◆ **Exercise directions**:
Please give the listing again, word for word, with nothing left out.

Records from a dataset
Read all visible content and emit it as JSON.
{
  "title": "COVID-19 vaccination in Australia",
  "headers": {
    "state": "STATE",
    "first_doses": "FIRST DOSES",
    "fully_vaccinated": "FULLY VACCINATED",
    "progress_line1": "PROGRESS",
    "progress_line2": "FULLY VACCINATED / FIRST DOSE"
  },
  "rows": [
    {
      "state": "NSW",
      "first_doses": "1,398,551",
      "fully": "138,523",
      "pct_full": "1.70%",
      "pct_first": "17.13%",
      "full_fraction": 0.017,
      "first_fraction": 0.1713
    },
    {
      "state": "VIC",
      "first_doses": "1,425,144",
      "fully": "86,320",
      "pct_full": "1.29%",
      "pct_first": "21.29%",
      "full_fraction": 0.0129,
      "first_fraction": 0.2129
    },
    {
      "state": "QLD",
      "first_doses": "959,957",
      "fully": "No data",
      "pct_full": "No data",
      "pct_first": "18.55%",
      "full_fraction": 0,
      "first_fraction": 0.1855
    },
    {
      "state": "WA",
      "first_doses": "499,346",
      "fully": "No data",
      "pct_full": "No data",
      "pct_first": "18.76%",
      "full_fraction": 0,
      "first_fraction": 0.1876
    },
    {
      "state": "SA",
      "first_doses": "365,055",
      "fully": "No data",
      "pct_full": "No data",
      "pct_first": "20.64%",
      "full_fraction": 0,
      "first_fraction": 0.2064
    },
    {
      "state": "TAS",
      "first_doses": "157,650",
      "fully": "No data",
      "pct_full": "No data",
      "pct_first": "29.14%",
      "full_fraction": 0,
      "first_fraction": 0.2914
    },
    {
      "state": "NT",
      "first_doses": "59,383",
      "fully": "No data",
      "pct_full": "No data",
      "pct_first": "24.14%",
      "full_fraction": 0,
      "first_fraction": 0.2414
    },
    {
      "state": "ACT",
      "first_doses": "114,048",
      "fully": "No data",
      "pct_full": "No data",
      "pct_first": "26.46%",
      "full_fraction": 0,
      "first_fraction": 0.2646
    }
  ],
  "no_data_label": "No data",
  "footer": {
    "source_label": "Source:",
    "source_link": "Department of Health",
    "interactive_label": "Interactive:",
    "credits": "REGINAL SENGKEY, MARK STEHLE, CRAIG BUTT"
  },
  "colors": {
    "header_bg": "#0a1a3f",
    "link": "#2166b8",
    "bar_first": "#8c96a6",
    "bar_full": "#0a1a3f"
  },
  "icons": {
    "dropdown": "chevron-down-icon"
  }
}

◆ **Result**:
Read all visible content and emit it as JSON.
{
  "title": "COVID-19 vaccination in Australia",
  "headers": {
    "state": "STATE",
    "first_doses": "FIRST DOSES",
    "fully_vaccinated": "FULLY VACCINATED",
    "progress_line1": "PROGRESS",
    "progress_line2": "FULLY VACCINATED / FIRST DOSE"
  },
  "rows": [
    {
      "state": "NSW",
      "first_doses": "1,398,551",
      "fully": "138,523",
      "pct_full": "1.70%",
      "pct_first": "17.13%",
      "full_fraction": 0.017,
      "first_fraction": 0.1713
    },
    {
      "state": "VIC",
      "first_doses": "1,425,144",
      "fully": "86,320",
      "pct_full": "1.29%",
      "pct_first": "21.29%",
      "full_fraction": 0.0129,
      "first_fraction": 0.2129
    },
    {
      "state": "QLD",
      "first_doses": "959,957",
      "fully": "No data",
      "pct_full": "No data",
      "pct_first": "18.55%",
      "full_fraction": 0,
      "first_fraction": 0.1855
    },
    {
      "state": "WA",
      "first_doses": "499,346",
      "fully": "No data",
      "pct_full": "No data",
      "pct_first": "18.76%",
      "full_fraction": 0,
      "first_fraction": 0.1876
    },
    {
      "state": "SA",
      "first_doses": "365,055",
      "fully": "No data",
      "pct_full": "No data",
      "pct_first": "20.64%",
      "full_fraction": 0,
      "first_fraction": 0.2064
    },
    {
      "state": "TAS",
      "first_doses": "157,650",
      "fully": "No data",
      "pct_full": "No data",
      "pct_first": "29.14%",
      "full_fraction": 0,
      "first_fraction": 0.2914
    },
    {
      "state": "NT",
      "first_doses": "59,383",
      "fully": "No data",
      "pct_full": "No data",
      "pct_first": "24.14%",
      "full_fraction": 0,
      "first_fraction": 0.2414
    },
    {
      "state": "ACT",
      "first_doses": "114,048",
      "fully": "No data",
      "pct_full": "No data",
      "pct_first": "26.46%",
      "full_fraction": 0,
      "first_fraction": 0.2646
    }
  ],
  "no_data_label": "No data",
  "footer": {
    "source_label": "Source:",
    "source_link": "Department of Health",
    "interactive_label": "Interactive:",
    "credits": "REGINAL SENGKEY, MARK STEHLE, CRAIG BUTT"
  },
  "colors": {
    "header_bg": "#0a1a3f",
    "link": "#2166b8",
    "bar_first": "#8c96a6",
    "bar_full": "#0a1a3f"
  },
  "icons": {
    "dropdown": "chevron-down-icon"
  }
}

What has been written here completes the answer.